**PROBLEM DETAILS**
List, from the lines below, each one with "Construct" in it.

+--

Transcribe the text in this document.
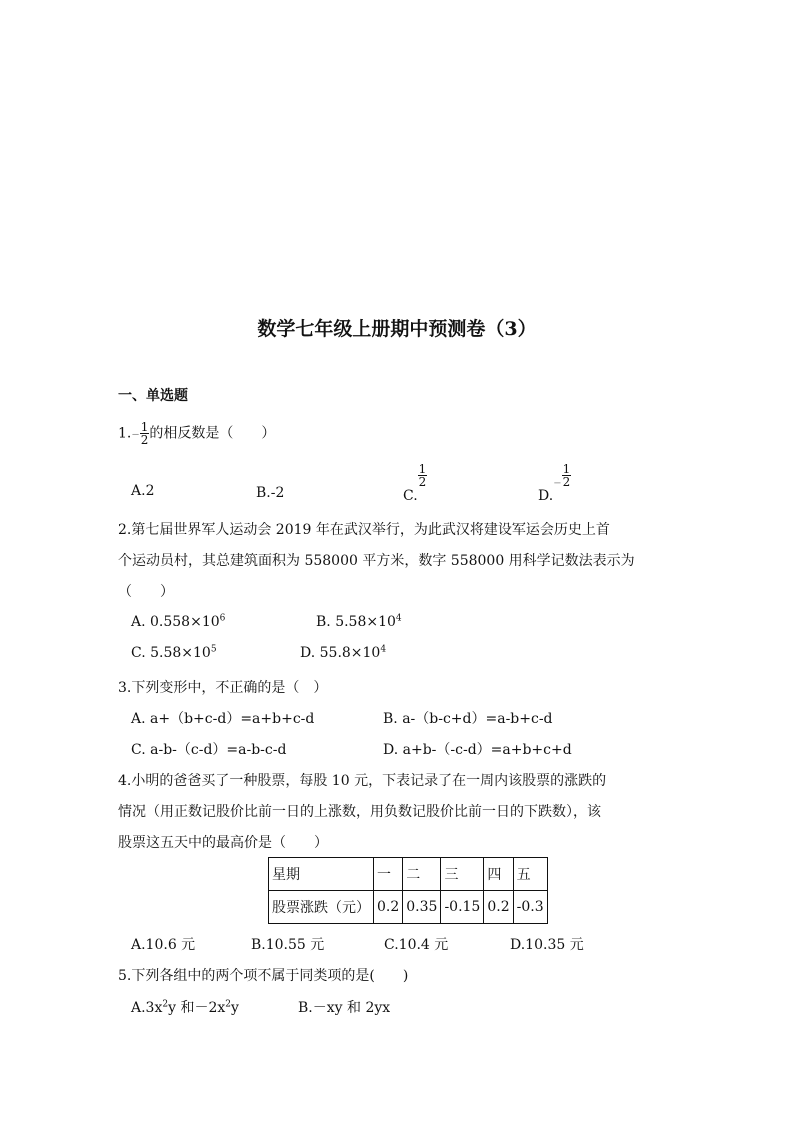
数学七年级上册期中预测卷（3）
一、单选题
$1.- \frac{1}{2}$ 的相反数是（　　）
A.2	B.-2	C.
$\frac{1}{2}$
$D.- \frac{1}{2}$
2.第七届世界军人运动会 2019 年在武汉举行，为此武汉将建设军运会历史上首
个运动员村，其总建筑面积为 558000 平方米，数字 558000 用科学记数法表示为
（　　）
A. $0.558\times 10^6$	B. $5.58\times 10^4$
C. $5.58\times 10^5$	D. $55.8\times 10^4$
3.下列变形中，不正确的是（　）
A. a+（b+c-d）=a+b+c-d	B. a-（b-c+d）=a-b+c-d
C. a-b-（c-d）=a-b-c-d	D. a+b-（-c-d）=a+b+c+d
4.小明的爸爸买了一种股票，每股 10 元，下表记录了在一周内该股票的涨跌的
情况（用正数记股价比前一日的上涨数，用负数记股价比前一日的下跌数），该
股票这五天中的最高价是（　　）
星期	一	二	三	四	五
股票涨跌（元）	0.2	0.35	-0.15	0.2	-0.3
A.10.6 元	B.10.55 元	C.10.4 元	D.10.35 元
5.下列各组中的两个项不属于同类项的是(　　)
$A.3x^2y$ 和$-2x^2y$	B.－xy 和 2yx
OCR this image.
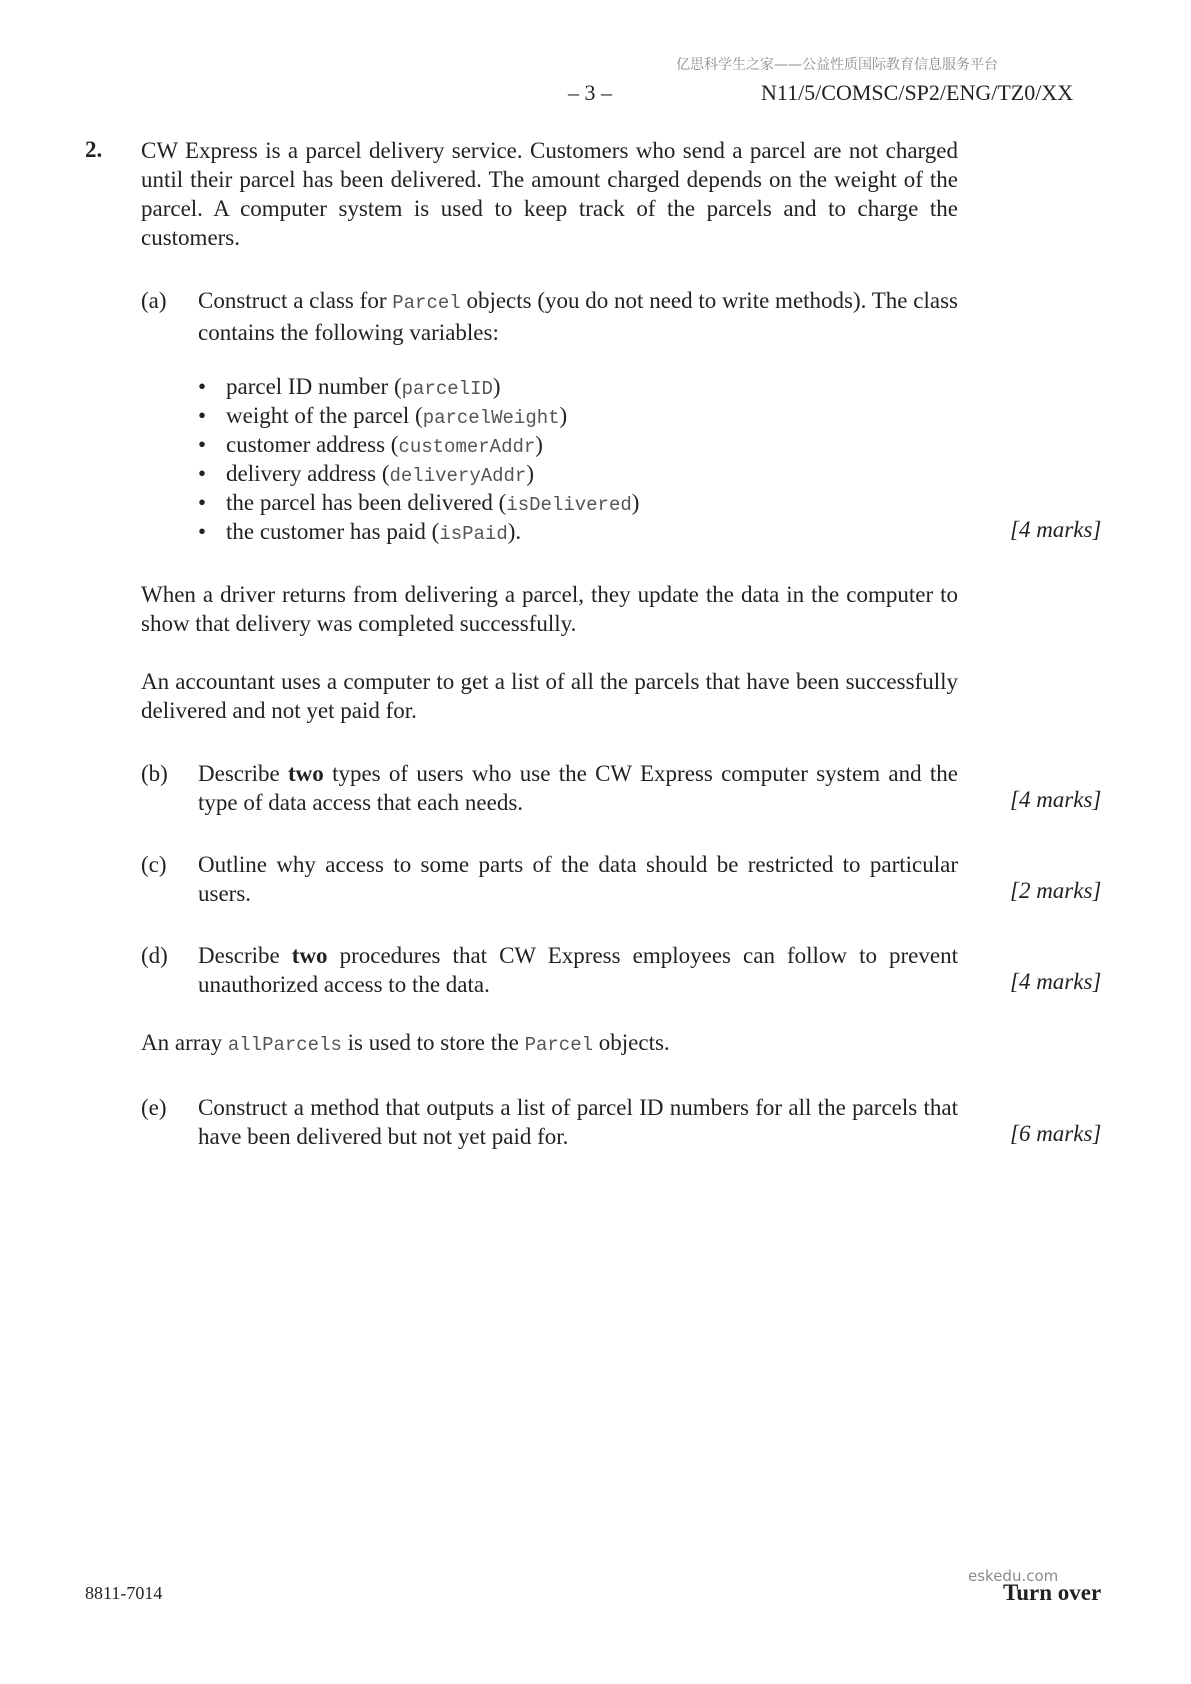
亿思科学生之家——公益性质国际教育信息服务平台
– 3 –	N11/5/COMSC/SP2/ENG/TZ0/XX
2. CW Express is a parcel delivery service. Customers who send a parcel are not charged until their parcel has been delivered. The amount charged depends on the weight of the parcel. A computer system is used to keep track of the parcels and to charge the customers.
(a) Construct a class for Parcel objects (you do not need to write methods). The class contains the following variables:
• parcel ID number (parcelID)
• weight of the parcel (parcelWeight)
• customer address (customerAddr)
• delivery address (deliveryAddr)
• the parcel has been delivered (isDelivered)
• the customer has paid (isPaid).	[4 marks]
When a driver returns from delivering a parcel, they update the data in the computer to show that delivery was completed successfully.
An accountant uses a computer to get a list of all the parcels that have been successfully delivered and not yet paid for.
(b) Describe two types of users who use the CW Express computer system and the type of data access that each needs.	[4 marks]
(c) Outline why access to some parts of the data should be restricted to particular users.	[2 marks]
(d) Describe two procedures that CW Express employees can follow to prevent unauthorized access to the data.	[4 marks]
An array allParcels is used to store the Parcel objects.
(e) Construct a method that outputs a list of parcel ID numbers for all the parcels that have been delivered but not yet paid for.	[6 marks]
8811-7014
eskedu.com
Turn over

+--

**EXERCISE SOLUTION**
(a) Construct a class for Parcel objects (you do not need to write methods). The class contains the following variables:
(e) Construct a method that outputs a list of parcel ID numbers for all the parcels that have been delivered but not yet paid for.	[6 marks]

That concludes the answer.